▶ Task to carry out: Extract, exactly as written, all lines of the material below from the line that includes "Read out every word on this page." through its last line.

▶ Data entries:
----------

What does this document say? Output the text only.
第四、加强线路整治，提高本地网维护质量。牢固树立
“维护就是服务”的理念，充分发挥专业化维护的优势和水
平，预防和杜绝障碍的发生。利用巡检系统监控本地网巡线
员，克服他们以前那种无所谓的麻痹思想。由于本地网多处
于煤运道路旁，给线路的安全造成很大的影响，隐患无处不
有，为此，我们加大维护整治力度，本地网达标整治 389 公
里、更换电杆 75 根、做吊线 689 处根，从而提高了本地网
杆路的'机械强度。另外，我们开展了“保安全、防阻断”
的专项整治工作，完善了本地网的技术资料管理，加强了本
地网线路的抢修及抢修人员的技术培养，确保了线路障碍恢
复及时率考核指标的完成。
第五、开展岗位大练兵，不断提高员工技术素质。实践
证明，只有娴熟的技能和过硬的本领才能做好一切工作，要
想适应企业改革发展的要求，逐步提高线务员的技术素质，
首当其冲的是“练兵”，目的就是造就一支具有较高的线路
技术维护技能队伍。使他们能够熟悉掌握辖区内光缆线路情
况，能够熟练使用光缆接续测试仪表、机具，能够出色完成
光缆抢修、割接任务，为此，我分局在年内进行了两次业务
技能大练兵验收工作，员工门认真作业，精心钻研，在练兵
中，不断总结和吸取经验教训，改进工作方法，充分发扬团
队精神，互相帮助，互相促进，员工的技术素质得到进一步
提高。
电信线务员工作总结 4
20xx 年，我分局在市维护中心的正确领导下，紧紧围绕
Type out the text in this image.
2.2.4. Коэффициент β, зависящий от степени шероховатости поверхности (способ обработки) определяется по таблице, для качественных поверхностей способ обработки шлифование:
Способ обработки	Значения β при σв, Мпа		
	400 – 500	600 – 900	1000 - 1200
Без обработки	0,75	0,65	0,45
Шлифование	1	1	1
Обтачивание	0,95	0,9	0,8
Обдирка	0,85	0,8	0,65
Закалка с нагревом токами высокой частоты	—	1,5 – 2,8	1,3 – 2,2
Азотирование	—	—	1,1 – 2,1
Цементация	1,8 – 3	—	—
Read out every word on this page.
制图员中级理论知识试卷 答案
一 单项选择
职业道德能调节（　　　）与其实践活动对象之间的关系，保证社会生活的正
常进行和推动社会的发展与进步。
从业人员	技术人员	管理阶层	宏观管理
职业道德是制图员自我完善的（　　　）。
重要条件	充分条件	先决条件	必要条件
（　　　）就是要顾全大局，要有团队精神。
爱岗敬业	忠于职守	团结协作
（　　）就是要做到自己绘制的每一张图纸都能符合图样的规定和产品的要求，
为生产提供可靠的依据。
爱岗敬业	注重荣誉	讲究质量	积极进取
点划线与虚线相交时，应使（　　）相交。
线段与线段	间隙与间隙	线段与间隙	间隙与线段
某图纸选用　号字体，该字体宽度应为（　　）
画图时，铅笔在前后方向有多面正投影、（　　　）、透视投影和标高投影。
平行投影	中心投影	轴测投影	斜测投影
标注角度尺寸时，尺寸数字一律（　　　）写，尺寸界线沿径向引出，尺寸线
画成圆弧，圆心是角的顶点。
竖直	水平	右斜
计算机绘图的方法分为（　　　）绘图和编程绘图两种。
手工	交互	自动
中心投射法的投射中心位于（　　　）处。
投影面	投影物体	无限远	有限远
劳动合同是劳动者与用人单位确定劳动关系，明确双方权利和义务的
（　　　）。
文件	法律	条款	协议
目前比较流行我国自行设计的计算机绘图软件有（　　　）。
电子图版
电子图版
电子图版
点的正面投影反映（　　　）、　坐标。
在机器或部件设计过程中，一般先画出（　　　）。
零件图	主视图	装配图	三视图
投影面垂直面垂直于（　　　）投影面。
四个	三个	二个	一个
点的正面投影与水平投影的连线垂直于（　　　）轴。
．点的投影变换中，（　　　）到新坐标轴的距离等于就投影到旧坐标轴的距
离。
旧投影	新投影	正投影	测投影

----------

▶ Complete response:
Read out every word on this page.
制图员中级理论知识试卷 答案
一 单项选择
职业道德能调节（　　　）与其实践活动对象之间的关系，保证社会生活的正
常进行和推动社会的发展与进步。
从业人员	技术人员	管理阶层	宏观管理
职业道德是制图员自我完善的（　　　）。
重要条件	充分条件	先决条件	必要条件
（　　　）就是要顾全大局，要有团队精神。
爱岗敬业	忠于职守	团结协作
（　　）就是要做到自己绘制的每一张图纸都能符合图样的规定和产品的要求，
为生产提供可靠的依据。
爱岗敬业	注重荣誉	讲究质量	积极进取
点划线与虚线相交时，应使（　　）相交。
线段与线段	间隙与间隙	线段与间隙	间隙与线段
某图纸选用　号字体，该字体宽度应为（　　）
画图时，铅笔在前后方向有多面正投影、（　　　）、透视投影和标高投影。
平行投影	中心投影	轴测投影	斜测投影
标注角度尺寸时，尺寸数字一律（　　　）写，尺寸界线沿径向引出，尺寸线
画成圆弧，圆心是角的顶点。
竖直	水平	右斜
计算机绘图的方法分为（　　　）绘图和编程绘图两种。
手工	交互	自动
中心投射法的投射中心位于（　　　）处。
投影面	投影物体	无限远	有限远
劳动合同是劳动者与用人单位确定劳动关系，明确双方权利和义务的
（　　　）。
文件	法律	条款	协议
目前比较流行我国自行设计的计算机绘图软件有（　　　）。
电子图版
电子图版
电子图版
点的正面投影反映（　　　）、　坐标。
在机器或部件设计过程中，一般先画出（　　　）。
零件图	主视图	装配图	三视图
投影面垂直面垂直于（　　　）投影面。
四个	三个	二个	一个
点的正面投影与水平投影的连线垂直于（　　　）轴。
．点的投影变换中，（　　　）到新坐标轴的距离等于就投影到旧坐标轴的距
离。
旧投影	新投影	正投影	测投影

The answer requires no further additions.